**PROVIDED TEXT**.
──────

Years later, vaccine scare leaves its mark on Welsh town

Public health officials say outbreak in southwest Wales has infected more than 1,200

The Wall Street Journal recently examined the impact of the vaccine scare on southwest Wales, where a precipitous drop in childhood immunization rates at the end of the 1990s may have caused a measles outbreak that has infected more than 1,200 people since November 2012.

How the vaccine scare may have affected southwest Wales

In 1998, Andrew Wakefield published a study in The Lancet that claimed to identify a link between the vaccine for measles, mumps, and rubella (MMR) and the onset of autism.

Wakefield's theory—widely discredited and retracted by The Lancet in 2010—is believed to have encouraged many parents to refuse vaccination. A 2008 study in Pediatrics found that 2.1% of U.S. children who receive other recommended vaccines in 2000 did not get the MMR vaccine, up from 0.77% in 1995.

The theory had an outsized impact in southwest Wales, where the South Wales Evening Post published stories about families in the area who believed their child's autism had been caused by vaccinations and about a coalition of mothers who demanded an investigation into potentially faulty vaccinations.

Welsh health experts say that vaccination rates fell by 14% in the newspaper's distribution area in 1998, compared to a 2.4% decline across the rest of Wales.

A decade later, a measles outbreak sweeps the area

The impact of refusing vaccinations can take years to materialize, experts told the Journal, and doctors in Wales reported a surge in measles cases beginning last year.
  • From 1998 to 2008, doctors in Wales saw between 104 and 223 cases of measles per year.
  • Between November 2012 and early July 2013, doctors saw 1,219 people who were infected with measles. 

The recent outbreak has affected local 10- to 18-year-olds especially hard, about 10% have been hospitalized with severe dehydration and pneumonia, according to local health official Sara Hayes. One man died of measles-related pneumonia.

──────

**Structured page parsing data**.
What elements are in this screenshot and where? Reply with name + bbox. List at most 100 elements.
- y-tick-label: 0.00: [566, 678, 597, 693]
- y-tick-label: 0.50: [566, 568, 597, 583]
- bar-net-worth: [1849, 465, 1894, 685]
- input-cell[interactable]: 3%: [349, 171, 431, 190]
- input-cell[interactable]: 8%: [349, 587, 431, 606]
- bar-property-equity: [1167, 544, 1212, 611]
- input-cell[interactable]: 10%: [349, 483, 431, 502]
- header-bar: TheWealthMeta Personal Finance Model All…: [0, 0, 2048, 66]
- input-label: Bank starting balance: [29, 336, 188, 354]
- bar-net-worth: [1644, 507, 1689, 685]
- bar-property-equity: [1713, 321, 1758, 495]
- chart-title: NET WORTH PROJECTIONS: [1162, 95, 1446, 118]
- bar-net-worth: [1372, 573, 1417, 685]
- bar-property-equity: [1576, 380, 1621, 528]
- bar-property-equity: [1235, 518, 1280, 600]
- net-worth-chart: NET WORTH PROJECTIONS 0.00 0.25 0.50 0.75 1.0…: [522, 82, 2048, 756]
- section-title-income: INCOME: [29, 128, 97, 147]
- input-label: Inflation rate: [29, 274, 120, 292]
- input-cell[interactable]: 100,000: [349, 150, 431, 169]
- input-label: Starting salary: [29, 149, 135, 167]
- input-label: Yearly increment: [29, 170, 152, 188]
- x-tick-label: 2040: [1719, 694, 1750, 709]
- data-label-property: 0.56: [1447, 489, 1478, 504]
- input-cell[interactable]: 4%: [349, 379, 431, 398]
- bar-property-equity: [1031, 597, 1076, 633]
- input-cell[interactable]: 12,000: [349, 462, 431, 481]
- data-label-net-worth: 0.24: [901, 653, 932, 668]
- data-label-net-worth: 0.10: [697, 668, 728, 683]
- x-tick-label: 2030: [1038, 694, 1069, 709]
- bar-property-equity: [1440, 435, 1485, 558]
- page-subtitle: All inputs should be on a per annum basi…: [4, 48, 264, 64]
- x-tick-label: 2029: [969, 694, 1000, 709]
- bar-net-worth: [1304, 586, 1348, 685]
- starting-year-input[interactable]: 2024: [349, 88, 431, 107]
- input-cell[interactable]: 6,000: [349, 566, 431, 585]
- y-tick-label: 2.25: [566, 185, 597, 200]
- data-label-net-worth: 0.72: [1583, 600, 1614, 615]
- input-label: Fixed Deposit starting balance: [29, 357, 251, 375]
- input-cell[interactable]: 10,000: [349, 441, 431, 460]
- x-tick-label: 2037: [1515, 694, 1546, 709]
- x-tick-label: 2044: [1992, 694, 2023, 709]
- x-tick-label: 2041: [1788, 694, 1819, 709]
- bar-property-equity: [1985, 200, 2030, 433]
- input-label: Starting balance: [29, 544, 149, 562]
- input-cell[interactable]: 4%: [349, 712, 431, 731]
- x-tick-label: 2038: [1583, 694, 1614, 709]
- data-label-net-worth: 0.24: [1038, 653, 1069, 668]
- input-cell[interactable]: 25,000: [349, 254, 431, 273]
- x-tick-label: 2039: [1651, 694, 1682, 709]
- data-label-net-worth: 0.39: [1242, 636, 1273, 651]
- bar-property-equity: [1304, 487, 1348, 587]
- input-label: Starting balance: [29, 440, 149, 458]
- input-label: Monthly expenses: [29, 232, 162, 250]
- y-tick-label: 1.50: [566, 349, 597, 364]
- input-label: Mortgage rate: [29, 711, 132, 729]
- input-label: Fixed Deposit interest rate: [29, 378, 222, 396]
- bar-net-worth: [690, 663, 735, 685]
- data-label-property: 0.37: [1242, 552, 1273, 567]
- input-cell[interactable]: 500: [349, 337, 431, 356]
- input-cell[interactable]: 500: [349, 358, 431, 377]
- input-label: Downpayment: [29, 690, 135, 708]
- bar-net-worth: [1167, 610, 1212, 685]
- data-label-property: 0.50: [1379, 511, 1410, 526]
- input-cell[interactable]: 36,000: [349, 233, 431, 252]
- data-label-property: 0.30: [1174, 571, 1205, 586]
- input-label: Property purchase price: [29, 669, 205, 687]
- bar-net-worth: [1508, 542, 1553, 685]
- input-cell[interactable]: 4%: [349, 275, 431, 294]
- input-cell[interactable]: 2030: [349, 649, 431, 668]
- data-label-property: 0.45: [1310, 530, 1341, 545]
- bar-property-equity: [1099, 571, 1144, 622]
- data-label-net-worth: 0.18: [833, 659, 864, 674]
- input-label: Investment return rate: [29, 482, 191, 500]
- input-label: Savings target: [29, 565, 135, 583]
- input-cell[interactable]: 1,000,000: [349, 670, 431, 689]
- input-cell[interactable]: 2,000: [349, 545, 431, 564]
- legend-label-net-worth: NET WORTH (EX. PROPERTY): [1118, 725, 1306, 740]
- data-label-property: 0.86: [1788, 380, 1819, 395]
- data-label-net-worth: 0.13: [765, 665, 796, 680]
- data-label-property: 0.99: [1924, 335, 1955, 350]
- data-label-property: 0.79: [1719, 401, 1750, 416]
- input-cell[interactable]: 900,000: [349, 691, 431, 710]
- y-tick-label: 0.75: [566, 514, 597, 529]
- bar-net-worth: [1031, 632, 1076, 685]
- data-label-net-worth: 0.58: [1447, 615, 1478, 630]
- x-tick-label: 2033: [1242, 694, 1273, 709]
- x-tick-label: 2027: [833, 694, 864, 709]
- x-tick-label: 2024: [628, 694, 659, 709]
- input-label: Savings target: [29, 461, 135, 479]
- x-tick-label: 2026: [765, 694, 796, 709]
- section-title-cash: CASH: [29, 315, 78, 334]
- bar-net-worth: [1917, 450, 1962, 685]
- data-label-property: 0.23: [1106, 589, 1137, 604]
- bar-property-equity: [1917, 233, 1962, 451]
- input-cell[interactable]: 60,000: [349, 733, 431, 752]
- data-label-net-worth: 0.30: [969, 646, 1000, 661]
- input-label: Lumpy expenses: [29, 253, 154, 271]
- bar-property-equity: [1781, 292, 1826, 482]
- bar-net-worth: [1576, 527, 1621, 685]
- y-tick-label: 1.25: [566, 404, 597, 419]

──────

**EXERCISES TO COMPLETE**.
1. Name every publication (newspapers and journals) mentioned in the article on the measles outbreak in southwest Wales.
2. Summarize the article on the measles outbreak in southwest Wales in two sentences.
3. Continue the article on the measles outbreak in southwest Wales from its final sentence.

**RESULTS OF THE TASKS**.
1.
The Wall Street Journal
The Lancet
Pediatrics
South Wales Evening Post

2. Andrew Wakefield's 1998 study claiming a link between the MMR vaccine and autism, later discredited and retracted by The Lancet in 2010, had an outsized impact in southwest Wales, where vaccination rates fell by 14% in the South Wales Evening Post's distribution area in 1998. A measles outbreak there infected 1,219 people between November 2012 and early July 2013, hitting 10- to 18-year-olds especially hard, with about 10% hospitalized and one man dying of measles-related pneumonia.

3.
Health experts weigh in on the outbreak

Measles outbreaks are a "canary in the coal mine," says James Goodson, CDC's lead measles expert. He notes that members of a community who refuse vaccines often spurn others to do so as well, creating an area that will be vulnerable to outbreaks for other diseases that are slower to propagate, such as diphtheria and whooping cough.

According to the Journal, Wakefield rejects the idea that his study contributed to measles outbreaks because he only warned parents against the MMR vaccine, not a measles-only vaccine. He argues that the government's decision not to offer a measles-only vaccine "lays the blame fairly on their shoulders."

Measles has been among the world's most preventable diseases since effective inoculations were introduced in the 1960s, according to the Journal. Measles-related child deaths worldwide fell by 71% from 2000 to 2011, according to the Measles & Rubella Initiative. Moreover, the United Kingdom and the United States classified measles as "eliminated" in 2002.

Health officials say that cases of measles—which is highly contagious—are up nearly 50% this year in the United States.

According to the Journal, Wakefield maintains a group of ardent supporters in the United States. One of those supporters is actress Jenny McCarthy, who was recently named as a co-host on ABC's "The View"—a move that has alarmed many public health experts (Whalen/McKay, Journal, 7/19; McKay, Journal, 7/19).